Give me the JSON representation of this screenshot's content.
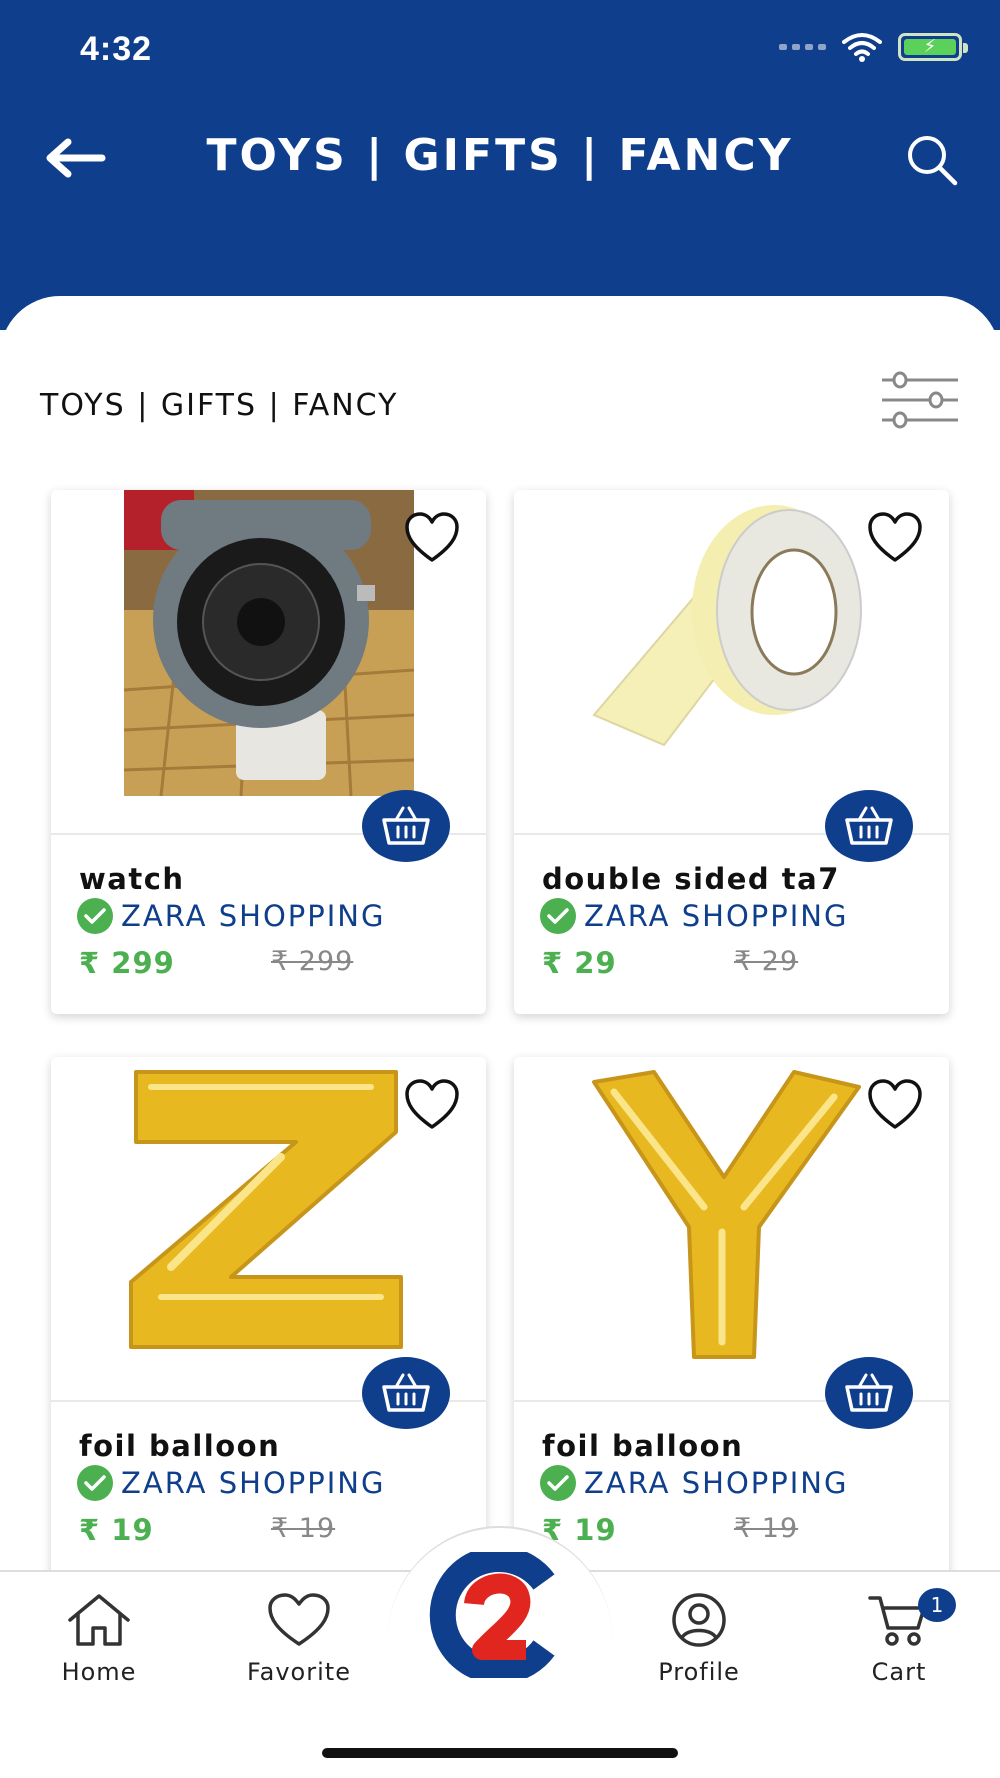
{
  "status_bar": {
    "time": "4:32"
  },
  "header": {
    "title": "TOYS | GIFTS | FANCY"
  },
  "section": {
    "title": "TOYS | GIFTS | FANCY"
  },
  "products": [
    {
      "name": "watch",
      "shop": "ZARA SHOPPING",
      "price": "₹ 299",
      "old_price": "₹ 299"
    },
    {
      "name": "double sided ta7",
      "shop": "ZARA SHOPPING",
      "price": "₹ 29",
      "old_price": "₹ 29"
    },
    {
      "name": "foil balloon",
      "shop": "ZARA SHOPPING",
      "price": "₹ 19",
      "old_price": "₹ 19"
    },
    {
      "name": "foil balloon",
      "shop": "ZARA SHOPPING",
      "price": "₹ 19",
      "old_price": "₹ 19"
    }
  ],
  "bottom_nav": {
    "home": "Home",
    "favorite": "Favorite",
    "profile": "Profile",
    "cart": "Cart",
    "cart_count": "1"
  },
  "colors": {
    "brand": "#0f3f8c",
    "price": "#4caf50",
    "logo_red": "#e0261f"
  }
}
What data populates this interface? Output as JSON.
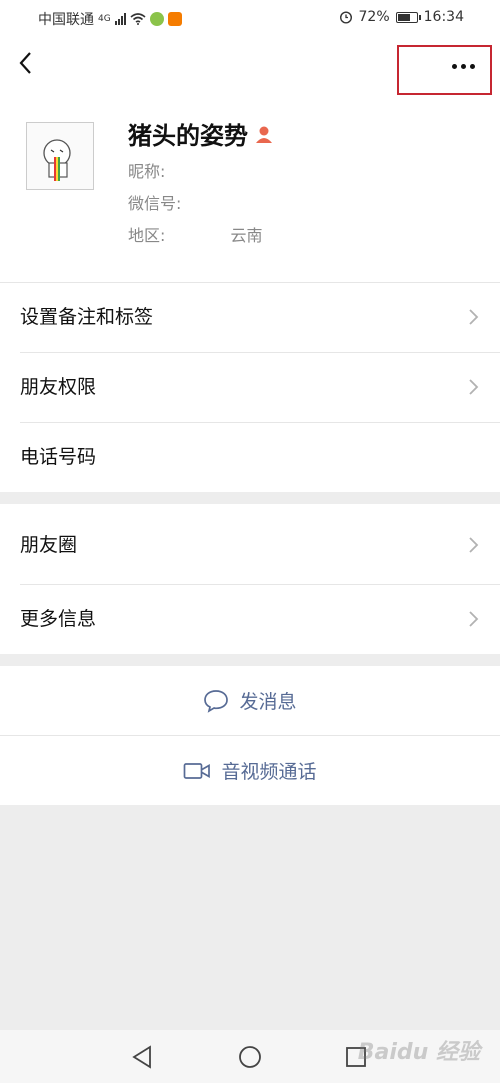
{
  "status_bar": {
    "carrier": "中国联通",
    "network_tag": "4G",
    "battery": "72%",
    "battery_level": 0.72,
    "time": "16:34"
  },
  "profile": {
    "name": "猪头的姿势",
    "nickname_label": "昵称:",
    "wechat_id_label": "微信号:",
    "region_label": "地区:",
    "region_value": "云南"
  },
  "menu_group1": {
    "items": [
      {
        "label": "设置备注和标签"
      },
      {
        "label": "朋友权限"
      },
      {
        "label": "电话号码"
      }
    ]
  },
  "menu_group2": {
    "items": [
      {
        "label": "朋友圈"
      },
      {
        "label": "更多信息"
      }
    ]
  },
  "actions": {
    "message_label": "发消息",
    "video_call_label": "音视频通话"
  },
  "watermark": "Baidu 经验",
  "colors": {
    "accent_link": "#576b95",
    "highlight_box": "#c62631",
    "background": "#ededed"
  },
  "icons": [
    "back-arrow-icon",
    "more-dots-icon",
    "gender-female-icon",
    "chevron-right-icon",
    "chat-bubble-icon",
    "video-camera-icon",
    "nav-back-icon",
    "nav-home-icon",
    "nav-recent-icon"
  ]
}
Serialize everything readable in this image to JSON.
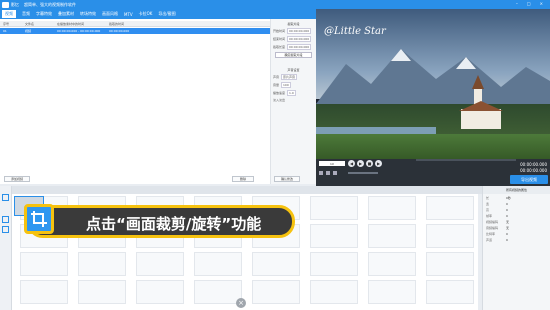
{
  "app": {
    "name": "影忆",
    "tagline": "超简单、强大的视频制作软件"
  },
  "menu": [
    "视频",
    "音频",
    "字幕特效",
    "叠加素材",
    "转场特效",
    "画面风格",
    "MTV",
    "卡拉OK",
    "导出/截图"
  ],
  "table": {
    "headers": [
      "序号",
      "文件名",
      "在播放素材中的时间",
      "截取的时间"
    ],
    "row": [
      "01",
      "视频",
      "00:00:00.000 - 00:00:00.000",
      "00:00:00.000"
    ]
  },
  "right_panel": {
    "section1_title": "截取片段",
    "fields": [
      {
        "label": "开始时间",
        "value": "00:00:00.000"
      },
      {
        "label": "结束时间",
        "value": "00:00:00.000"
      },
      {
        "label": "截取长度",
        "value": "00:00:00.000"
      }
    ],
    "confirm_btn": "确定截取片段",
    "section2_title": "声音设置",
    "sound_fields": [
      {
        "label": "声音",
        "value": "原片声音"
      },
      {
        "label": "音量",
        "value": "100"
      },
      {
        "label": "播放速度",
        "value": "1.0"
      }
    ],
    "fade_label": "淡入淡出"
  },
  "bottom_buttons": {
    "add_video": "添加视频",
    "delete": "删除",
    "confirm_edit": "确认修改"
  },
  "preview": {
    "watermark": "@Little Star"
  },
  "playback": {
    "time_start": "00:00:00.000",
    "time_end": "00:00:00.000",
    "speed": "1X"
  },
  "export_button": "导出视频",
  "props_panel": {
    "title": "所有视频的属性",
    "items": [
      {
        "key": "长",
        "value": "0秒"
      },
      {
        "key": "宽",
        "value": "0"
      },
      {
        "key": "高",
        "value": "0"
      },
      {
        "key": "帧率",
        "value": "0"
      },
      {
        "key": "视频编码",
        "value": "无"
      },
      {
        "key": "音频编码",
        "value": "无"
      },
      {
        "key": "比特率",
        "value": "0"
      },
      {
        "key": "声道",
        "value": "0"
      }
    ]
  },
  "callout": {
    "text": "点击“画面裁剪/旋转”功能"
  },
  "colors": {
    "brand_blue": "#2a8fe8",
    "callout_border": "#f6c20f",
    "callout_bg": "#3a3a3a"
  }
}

━━━━━━━━━━━━━━━━

§ **Your task**:
The records above are to be quoted exactly, with all pictures left out.

§ **Solution**:
Give me the JSON representation of this screenshot's content.
{
  "status_bar": {
    "time": "4:32"
  },
  "header": {
    "title": "TOYS | GIFTS | FANCY"
  },
  "section": {
    "title": "TOYS | GIFTS | FANCY"
  },
  "products": [
    {
      "name": "watch",
      "shop": "ZARA SHOPPING",
      "price": "₹ 299",
      "old_price": "₹ 299"
    },
    {
      "name": "double sided ta7",
      "shop": "ZARA SHOPPING",
      "price": "₹ 29",
      "old_price": "₹ 29"
    },
    {
      "name": "foil balloon",
      "shop": "ZARA SHOPPING",
      "price": "₹ 19",
      "old_price": "₹ 19"
    },
    {
      "name": "foil balloon",
      "shop": "ZARA SHOPPING",
      "price": "₹ 19",
      "old_price": "₹ 19"
    }
  ],
  "bottom_nav": {
    "home": "Home",
    "favorite": "Favorite",
    "profile": "Profile",
    "cart": "Cart",
    "cart_count": "1"
  },
  "colors": {
    "brand": "#0f3f8c",
    "price": "#4caf50",
    "logo_red": "#e0261f"
  }
}
What data populates this interface? Output as JSON.
{
  "status_bar": {
    "carrier": "中国联通",
    "network_tag": "4G",
    "battery": "72%",
    "battery_level": 0.72,
    "time": "16:34"
  },
  "profile": {
    "name": "猪头的姿势",
    "nickname_label": "昵称:",
    "wechat_id_label": "微信号:",
    "region_label": "地区:",
    "region_value": "云南"
  },
  "menu_group1": {
    "items": [
      {
        "label": "设置备注和标签"
      },
      {
        "label": "朋友权限"
      },
      {
        "label": "电话号码"
      }
    ]
  },
  "menu_group2": {
    "items": [
      {
        "label": "朋友圈"
      },
      {
        "label": "更多信息"
      }
    ]
  },
  "actions": {
    "message_label": "发消息",
    "video_call_label": "音视频通话"
  },
  "watermark": "Baidu 经验",
  "colors": {
    "accent_link": "#576b95",
    "highlight_box": "#c62631",
    "background": "#ededed"
  },
  "icons": [
    "back-arrow-icon",
    "more-dots-icon",
    "gender-female-icon",
    "chevron-right-icon",
    "chat-bubble-icon",
    "video-camera-icon",
    "nav-back-icon",
    "nav-home-icon",
    "nav-recent-icon"
  ]
}
Serialize everything readable in this image to JSON.
{
  "app": {
    "name": "影忆",
    "tagline": "超简单、强大的视频制作软件"
  },
  "menu": [
    "视频",
    "音频",
    "字幕特效",
    "叠加素材",
    "转场特效",
    "画面风格",
    "MTV",
    "卡拉OK",
    "导出/截图"
  ],
  "table": {
    "headers": [
      "序号",
      "文件名",
      "在播放素材中的时间",
      "截取的时间"
    ],
    "row": [
      "01",
      "视频",
      "00:00:00.000 - 00:00:00.000",
      "00:00:00.000"
    ]
  },
  "right_panel": {
    "section1_title": "截取片段",
    "fields": [
      {
        "label": "开始时间",
        "value": "00:00:00.000"
      },
      {
        "label": "结束时间",
        "value": "00:00:00.000"
      },
      {
        "label": "截取长度",
        "value": "00:00:00.000"
      }
    ],
    "confirm_btn": "确定截取片段",
    "section2_title": "声音设置",
    "sound_fields": [
      {
        "label": "声音",
        "value": "原片声音"
      },
      {
        "label": "音量",
        "value": "100"
      },
      {
        "label": "播放速度",
        "value": "1.0"
      }
    ],
    "fade_label": "淡入淡出"
  },
  "bottom_buttons": {
    "add_video": "添加视频",
    "delete": "删除",
    "confirm_edit": "确认修改"
  },
  "preview": {
    "watermark": "@Little Star"
  },
  "playback": {
    "time_start": "00:00:00.000",
    "time_end": "00:00:00.000",
    "speed": "1X"
  },
  "export_button": "导出视频",
  "props_panel": {
    "title": "所有视频的属性",
    "items": [
      {
        "key": "长",
        "value": "0秒"
      },
      {
        "key": "宽",
        "value": "0"
      },
      {
        "key": "高",
        "value": "0"
      },
      {
        "key": "帧率",
        "value": "0"
      },
      {
        "key": "视频编码",
        "value": "无"
      },
      {
        "key": "音频编码",
        "value": "无"
      },
      {
        "key": "比特率",
        "value": "0"
      },
      {
        "key": "声道",
        "value": "0"
      }
    ]
  },
  "callout": {
    "text": "点击“画面裁剪/旋转”功能"
  },
  "colors": {
    "brand_blue": "#2a8fe8",
    "callout_border": "#f6c20f",
    "callout_bg": "#3a3a3a"
  }
}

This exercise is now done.